Items from a data source
····················

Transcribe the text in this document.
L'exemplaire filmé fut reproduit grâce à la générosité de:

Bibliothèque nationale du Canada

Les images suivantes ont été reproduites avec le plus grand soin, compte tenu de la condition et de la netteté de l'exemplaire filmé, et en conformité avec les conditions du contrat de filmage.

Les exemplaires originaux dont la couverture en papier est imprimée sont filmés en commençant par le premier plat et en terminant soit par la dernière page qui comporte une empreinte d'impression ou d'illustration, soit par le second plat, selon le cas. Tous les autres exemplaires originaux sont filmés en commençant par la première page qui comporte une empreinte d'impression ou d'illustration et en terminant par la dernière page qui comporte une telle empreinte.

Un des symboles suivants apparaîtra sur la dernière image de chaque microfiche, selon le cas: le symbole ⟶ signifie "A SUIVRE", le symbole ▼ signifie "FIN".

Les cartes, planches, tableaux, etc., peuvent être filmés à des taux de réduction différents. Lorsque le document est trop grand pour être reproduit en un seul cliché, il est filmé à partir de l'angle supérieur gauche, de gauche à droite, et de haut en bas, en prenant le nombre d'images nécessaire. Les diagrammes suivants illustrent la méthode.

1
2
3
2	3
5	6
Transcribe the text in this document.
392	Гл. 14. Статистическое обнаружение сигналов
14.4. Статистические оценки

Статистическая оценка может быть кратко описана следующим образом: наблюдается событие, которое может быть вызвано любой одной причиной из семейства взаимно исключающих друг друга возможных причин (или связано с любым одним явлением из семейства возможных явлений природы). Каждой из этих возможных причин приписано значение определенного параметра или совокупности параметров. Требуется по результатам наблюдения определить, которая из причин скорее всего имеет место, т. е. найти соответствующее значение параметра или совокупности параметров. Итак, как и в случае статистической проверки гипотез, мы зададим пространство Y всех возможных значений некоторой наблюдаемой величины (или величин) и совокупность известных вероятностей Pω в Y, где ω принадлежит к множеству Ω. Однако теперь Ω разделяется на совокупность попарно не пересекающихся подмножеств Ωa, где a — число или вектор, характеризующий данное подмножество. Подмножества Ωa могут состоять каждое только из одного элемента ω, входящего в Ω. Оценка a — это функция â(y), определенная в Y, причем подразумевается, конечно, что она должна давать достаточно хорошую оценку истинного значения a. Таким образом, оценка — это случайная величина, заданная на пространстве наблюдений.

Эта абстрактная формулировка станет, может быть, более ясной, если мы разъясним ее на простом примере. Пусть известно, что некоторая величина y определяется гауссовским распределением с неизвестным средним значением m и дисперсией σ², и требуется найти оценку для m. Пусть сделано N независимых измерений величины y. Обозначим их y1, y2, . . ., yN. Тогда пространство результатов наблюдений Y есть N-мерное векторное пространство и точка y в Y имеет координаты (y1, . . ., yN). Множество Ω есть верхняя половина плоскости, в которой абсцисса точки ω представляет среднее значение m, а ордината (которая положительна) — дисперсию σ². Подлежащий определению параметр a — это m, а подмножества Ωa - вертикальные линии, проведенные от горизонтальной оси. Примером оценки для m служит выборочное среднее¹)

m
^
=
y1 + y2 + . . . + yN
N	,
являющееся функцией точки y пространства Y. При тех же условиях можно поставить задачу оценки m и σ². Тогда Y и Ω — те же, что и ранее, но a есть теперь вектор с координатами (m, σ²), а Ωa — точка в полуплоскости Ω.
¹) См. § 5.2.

····················

→ **GIVEN TASK**
Would you copy out each line exactly as written?

→ **RESPONSE TO THE EXERCISE**
Transcribe the text in this document.
L'exemplaire filmé fut reproduit grâce à la générosité de:

Bibliothèque nationale du Canada

Les images suivantes ont été reproduites avec le plus grand soin, compte tenu de la condition et de la netteté de l'exemplaire filmé, et en conformité avec les conditions du contrat de filmage.

Les exemplaires originaux dont la couverture en papier est imprimée sont filmés en commençant par le premier plat et en terminant soit par la dernière page qui comporte une empreinte d'impression ou d'illustration, soit par le second plat, selon le cas. Tous les autres exemplaires originaux sont filmés en commençant par la première page qui comporte une empreinte d'impression ou d'illustration et en terminant par la dernière page qui comporte une telle empreinte.

Un des symboles suivants apparaîtra sur la dernière image de chaque microfiche, selon le cas: le symbole ⟶ signifie "A SUIVRE", le symbole ▼ signifie "FIN".

Les cartes, planches, tableaux, etc., peuvent être filmés à des taux de réduction différents. Lorsque le document est trop grand pour être reproduit en un seul cliché, il est filmé à partir de l'angle supérieur gauche, de gauche à droite, et de haut en bas, en prenant le nombre d'images nécessaire. Les diagrammes suivants illustrent la méthode.

1
2
3
2	3
5	6
Transcribe the text in this document.
392	Гл. 14. Статистическое обнаружение сигналов
14.4. Статистические оценки

Статистическая оценка может быть кратко описана следующим образом: наблюдается событие, которое может быть вызвано любой одной причиной из семейства взаимно исключающих друг друга возможных причин (или связано с любым одним явлением из семейства возможных явлений природы). Каждой из этих возможных причин приписано значение определенного параметра или совокупности параметров. Требуется по результатам наблюдения определить, которая из причин скорее всего имеет место, т. е. найти соответствующее значение параметра или совокупности параметров. Итак, как и в случае статистической проверки гипотез, мы зададим пространство Y всех возможных значений некоторой наблюдаемой величины (или величин) и совокупность известных вероятностей Pω в Y, где ω принадлежит к множеству Ω. Однако теперь Ω разделяется на совокупность попарно не пересекающихся подмножеств Ωa, где a — число или вектор, характеризующий данное подмножество. Подмножества Ωa могут состоять каждое только из одного элемента ω, входящего в Ω. Оценка a — это функция â(y), определенная в Y, причем подразумевается, конечно, что она должна давать достаточно хорошую оценку истинного значения a. Таким образом, оценка — это случайная величина, заданная на пространстве наблюдений.

Эта абстрактная формулировка станет, может быть, более ясной, если мы разъясним ее на простом примере. Пусть известно, что некоторая величина y определяется гауссовским распределением с неизвестным средним значением m и дисперсией σ², и требуется найти оценку для m. Пусть сделано N независимых измерений величины y. Обозначим их y1, y2, . . ., yN. Тогда пространство результатов наблюдений Y есть N-мерное векторное пространство и точка y в Y имеет координаты (y1, . . ., yN). Множество Ω есть верхняя половина плоскости, в которой абсцисса точки ω представляет среднее значение m, а ордината (которая положительна) — дисперсию σ². Подлежащий определению параметр a — это m, а подмножества Ωa - вертикальные линии, проведенные от горизонтальной оси. Примером оценки для m служит выборочное среднее¹)

m
^
=
y1 + y2 + . . . + yN
N	,
являющееся функцией точки y пространства Y. При тех же условиях можно поставить задачу оценки m и σ². Тогда Y и Ω — те же, что и ранее, но a есть теперь вектор с координатами (m, σ²), а Ωa — точка в полуплоскости Ω.
¹) См. § 5.2.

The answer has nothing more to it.